Copy the data that follows exactly. Include no pictures.

[Figure collection entries]

## START

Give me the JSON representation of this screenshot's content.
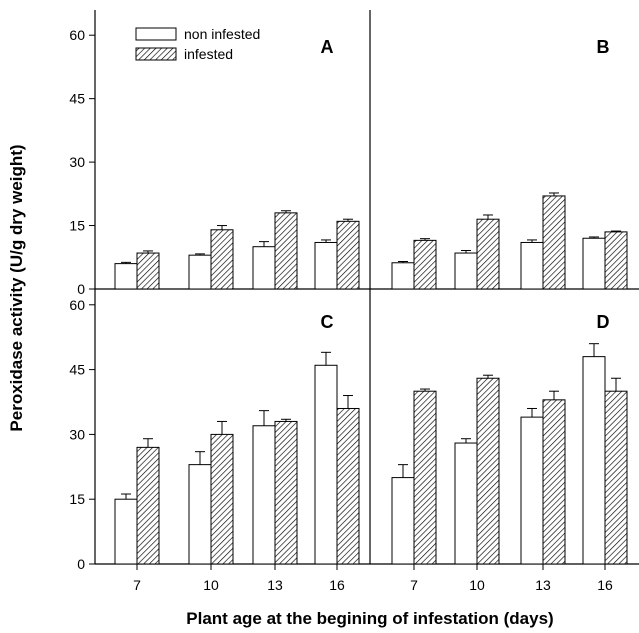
{
  "chart_data": {
    "type": "bar",
    "ylabel": "Peroxidase activity (U/g dry weight)",
    "xlabel": "Plant age  at the begining of infestation (days)",
    "categories": [
      "7",
      "10",
      "13",
      "16"
    ],
    "ylim": [
      0,
      65
    ],
    "yticks": [
      "0",
      "15",
      "30",
      "45",
      "60"
    ],
    "legend": {
      "position": "top-left",
      "entries": [
        {
          "name": "non infested",
          "pattern": "open"
        },
        {
          "name": "infested",
          "pattern": "hatched"
        }
      ]
    },
    "panels": [
      {
        "label": "A",
        "series": [
          {
            "name": "non infested",
            "values": [
              6,
              8,
              10,
              11
            ],
            "errors": [
              0.3,
              0.3,
              1.2,
              0.6
            ]
          },
          {
            "name": "infested",
            "values": [
              8.5,
              14,
              18,
              16
            ],
            "errors": [
              0.5,
              1.0,
              0.5,
              0.5
            ]
          }
        ]
      },
      {
        "label": "B",
        "series": [
          {
            "name": "non infested",
            "values": [
              6.2,
              8.5,
              11,
              12
            ],
            "errors": [
              0.3,
              0.6,
              0.6,
              0.3
            ]
          },
          {
            "name": "infested",
            "values": [
              11.5,
              16.5,
              22,
              13.5
            ],
            "errors": [
              0.4,
              1.0,
              0.7,
              0.2
            ]
          }
        ]
      },
      {
        "label": "C",
        "series": [
          {
            "name": "non infested",
            "values": [
              15,
              23,
              32,
              46
            ],
            "errors": [
              1.2,
              3.0,
              3.5,
              3.0
            ]
          },
          {
            "name": "infested",
            "values": [
              27,
              30,
              33,
              36
            ],
            "errors": [
              2.0,
              3.0,
              0.5,
              3.0
            ]
          }
        ]
      },
      {
        "label": "D",
        "series": [
          {
            "name": "non infested",
            "values": [
              20,
              28,
              34,
              48
            ],
            "errors": [
              3.0,
              1.0,
              2.0,
              3.0
            ]
          },
          {
            "name": "infested",
            "values": [
              40,
              43,
              38,
              40
            ],
            "errors": [
              0.5,
              0.7,
              2.0,
              3.0
            ]
          }
        ]
      }
    ]
  }
}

## END

Answer to this problem.
Give me the JSON representation of this screenshot's content.
{
  "chart_data": {
    "type": "bar",
    "ylabel": "Peroxidase activity (U/g dry weight)",
    "xlabel": "Plant age  at the begining of infestation (days)",
    "categories": [
      "7",
      "10",
      "13",
      "16"
    ],
    "ylim": [
      0,
      65
    ],
    "yticks": [
      "0",
      "15",
      "30",
      "45",
      "60"
    ],
    "legend": {
      "position": "top-left",
      "entries": [
        {
          "name": "non infested",
          "pattern": "open"
        },
        {
          "name": "infested",
          "pattern": "hatched"
        }
      ]
    },
    "panels": [
      {
        "label": "A",
        "series": [
          {
            "name": "non infested",
            "values": [
              6,
              8,
              10,
              11
            ],
            "errors": [
              0.3,
              0.3,
              1.2,
              0.6
            ]
          },
          {
            "name": "infested",
            "values": [
              8.5,
              14,
              18,
              16
            ],
            "errors": [
              0.5,
              1.0,
              0.5,
              0.5
            ]
          }
        ]
      },
      {
        "label": "B",
        "series": [
          {
            "name": "non infested",
            "values": [
              6.2,
              8.5,
              11,
              12
            ],
            "errors": [
              0.3,
              0.6,
              0.6,
              0.3
            ]
          },
          {
            "name": "infested",
            "values": [
              11.5,
              16.5,
              22,
              13.5
            ],
            "errors": [
              0.4,
              1.0,
              0.7,
              0.2
            ]
          }
        ]
      },
      {
        "label": "C",
        "series": [
          {
            "name": "non infested",
            "values": [
              15,
              23,
              32,
              46
            ],
            "errors": [
              1.2,
              3.0,
              3.5,
              3.0
            ]
          },
          {
            "name": "infested",
            "values": [
              27,
              30,
              33,
              36
            ],
            "errors": [
              2.0,
              3.0,
              0.5,
              3.0
            ]
          }
        ]
      },
      {
        "label": "D",
        "series": [
          {
            "name": "non infested",
            "values": [
              20,
              28,
              34,
              48
            ],
            "errors": [
              3.0,
              1.0,
              2.0,
              3.0
            ]
          },
          {
            "name": "infested",
            "values": [
              40,
              43,
              38,
              40
            ],
            "errors": [
              0.5,
              0.7,
              2.0,
              3.0
            ]
          }
        ]
      }
    ]
  }
}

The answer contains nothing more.